▶ Goal of the exercise: Go over the data and copy out each line with "GradientBoosting" in it.

▶ Data to examine:
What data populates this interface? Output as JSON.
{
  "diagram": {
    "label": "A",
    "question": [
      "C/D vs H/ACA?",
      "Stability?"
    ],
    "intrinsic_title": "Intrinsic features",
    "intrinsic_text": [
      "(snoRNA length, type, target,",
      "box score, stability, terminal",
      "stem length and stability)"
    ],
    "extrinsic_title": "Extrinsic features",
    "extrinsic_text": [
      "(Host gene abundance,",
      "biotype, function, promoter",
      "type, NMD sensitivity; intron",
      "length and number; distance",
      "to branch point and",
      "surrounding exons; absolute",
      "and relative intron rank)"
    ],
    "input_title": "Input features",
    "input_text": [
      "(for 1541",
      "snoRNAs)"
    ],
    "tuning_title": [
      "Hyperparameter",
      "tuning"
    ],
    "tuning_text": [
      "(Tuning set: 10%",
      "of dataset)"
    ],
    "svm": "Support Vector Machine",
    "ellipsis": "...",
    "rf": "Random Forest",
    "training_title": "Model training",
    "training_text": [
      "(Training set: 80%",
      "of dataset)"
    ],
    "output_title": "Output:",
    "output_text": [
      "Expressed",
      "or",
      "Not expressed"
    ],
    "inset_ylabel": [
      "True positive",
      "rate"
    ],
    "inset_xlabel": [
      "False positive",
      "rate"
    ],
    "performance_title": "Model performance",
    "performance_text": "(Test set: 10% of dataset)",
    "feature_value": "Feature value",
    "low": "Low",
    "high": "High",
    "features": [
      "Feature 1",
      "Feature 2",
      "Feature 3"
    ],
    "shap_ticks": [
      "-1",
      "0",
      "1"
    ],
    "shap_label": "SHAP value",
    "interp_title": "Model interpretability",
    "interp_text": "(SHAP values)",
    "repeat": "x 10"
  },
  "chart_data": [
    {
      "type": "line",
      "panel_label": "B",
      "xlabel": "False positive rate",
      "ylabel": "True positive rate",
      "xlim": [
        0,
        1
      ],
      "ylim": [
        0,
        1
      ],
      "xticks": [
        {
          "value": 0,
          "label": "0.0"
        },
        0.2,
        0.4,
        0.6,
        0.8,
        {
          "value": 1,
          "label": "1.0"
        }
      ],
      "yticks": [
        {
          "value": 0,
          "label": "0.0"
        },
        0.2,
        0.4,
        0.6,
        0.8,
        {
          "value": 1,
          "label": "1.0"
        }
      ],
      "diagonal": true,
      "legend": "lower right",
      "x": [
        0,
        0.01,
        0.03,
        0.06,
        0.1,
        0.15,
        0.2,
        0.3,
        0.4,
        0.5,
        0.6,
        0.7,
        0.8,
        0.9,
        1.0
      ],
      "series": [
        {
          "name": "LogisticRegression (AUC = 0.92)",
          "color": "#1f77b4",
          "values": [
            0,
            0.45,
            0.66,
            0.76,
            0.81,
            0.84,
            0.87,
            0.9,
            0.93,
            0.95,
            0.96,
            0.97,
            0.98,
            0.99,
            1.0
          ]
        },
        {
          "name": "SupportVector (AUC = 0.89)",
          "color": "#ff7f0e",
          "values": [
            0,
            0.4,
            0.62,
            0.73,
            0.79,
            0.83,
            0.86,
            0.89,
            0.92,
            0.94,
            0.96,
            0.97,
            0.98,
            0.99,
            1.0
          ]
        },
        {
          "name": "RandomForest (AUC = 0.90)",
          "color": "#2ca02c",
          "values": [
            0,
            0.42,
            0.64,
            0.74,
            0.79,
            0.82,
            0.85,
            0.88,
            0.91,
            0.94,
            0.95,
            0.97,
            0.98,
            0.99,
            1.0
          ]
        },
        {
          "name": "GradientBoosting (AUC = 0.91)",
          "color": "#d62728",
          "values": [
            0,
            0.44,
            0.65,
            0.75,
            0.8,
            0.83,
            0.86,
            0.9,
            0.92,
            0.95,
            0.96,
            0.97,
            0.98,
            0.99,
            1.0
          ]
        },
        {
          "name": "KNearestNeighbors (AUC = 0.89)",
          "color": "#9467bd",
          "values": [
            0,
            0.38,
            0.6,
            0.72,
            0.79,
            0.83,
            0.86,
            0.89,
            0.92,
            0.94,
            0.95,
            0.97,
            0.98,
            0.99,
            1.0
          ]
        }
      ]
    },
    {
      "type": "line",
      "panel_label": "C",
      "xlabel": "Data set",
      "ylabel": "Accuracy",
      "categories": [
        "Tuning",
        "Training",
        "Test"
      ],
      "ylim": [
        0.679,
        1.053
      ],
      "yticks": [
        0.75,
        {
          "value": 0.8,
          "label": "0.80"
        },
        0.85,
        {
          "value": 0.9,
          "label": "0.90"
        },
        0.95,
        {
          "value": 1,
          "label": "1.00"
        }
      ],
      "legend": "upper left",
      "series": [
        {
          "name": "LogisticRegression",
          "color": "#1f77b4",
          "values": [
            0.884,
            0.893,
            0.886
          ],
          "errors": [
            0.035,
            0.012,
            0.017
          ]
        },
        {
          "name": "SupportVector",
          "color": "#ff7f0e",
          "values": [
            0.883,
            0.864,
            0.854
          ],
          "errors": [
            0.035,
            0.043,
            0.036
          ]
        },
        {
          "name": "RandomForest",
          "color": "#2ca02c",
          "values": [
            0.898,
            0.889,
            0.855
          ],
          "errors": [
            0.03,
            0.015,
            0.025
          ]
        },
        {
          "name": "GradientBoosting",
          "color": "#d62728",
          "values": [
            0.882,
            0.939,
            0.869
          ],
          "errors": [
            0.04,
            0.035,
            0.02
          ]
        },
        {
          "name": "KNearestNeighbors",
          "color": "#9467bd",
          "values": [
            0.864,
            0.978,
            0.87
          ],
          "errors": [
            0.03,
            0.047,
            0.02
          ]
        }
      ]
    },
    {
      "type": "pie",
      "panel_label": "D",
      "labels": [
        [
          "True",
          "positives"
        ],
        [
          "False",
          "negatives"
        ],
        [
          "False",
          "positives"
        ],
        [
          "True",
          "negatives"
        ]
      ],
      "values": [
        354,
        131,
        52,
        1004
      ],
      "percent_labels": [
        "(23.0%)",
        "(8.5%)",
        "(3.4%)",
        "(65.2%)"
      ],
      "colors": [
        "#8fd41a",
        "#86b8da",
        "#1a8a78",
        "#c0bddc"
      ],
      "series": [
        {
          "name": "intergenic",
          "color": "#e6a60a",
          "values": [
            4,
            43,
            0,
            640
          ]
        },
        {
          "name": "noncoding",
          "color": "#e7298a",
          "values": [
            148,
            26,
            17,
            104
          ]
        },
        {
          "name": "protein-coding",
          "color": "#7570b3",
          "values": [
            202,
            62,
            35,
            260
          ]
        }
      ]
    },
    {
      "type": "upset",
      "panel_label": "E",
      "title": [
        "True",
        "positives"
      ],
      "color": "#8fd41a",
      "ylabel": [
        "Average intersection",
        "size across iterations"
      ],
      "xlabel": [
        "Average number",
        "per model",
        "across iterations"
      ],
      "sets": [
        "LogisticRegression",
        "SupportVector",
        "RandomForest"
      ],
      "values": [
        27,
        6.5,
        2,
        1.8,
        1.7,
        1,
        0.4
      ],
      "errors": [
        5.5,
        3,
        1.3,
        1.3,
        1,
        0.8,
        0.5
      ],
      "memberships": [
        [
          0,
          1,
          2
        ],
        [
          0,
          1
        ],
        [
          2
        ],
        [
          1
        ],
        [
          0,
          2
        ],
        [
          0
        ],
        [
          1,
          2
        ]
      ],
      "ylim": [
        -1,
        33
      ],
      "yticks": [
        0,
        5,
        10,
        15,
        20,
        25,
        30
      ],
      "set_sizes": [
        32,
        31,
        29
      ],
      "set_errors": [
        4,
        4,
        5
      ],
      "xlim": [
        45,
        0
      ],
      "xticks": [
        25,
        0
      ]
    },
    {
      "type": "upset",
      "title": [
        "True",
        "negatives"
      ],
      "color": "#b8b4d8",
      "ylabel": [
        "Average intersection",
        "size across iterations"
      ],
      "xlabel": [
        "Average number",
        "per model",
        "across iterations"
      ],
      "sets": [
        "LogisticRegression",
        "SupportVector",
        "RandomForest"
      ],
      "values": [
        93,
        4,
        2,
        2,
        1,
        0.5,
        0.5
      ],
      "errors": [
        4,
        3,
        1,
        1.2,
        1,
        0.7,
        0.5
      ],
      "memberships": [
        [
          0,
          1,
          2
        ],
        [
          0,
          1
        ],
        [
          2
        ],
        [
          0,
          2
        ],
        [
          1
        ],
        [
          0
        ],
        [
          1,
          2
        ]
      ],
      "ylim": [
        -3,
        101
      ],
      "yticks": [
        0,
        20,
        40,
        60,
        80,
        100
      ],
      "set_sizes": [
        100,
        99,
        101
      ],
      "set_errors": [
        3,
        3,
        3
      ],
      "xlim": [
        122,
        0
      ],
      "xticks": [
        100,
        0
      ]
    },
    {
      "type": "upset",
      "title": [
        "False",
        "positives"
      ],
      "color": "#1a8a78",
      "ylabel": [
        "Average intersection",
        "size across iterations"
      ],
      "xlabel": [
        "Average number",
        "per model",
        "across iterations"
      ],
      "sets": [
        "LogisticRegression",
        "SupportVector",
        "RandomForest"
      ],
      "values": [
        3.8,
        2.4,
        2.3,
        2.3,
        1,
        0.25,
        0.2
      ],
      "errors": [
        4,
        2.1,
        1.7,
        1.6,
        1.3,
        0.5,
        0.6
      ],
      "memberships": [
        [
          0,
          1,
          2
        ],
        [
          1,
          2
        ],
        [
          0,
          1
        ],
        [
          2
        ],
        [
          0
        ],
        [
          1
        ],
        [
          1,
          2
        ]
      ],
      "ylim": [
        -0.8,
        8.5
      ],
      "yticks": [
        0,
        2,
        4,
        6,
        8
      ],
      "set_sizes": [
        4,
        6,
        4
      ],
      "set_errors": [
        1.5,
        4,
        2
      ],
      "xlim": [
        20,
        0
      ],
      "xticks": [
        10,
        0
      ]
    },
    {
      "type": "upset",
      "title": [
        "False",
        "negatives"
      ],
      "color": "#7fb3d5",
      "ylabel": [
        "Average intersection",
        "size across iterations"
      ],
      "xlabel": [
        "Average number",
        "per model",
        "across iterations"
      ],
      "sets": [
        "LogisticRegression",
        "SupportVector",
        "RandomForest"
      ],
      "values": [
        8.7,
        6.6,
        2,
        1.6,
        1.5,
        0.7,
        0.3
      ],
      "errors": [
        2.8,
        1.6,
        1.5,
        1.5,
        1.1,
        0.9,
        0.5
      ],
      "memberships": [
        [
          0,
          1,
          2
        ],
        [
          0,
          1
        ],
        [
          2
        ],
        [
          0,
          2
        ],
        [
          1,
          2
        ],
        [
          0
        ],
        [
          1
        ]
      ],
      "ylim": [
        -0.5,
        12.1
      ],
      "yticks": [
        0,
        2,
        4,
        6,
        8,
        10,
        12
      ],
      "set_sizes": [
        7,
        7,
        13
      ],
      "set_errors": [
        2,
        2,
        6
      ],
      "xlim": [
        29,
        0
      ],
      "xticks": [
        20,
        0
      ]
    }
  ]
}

▶ Task output:
          "name": "GradientBoosting (AUC = 0.91)",
          "name": "GradientBoosting",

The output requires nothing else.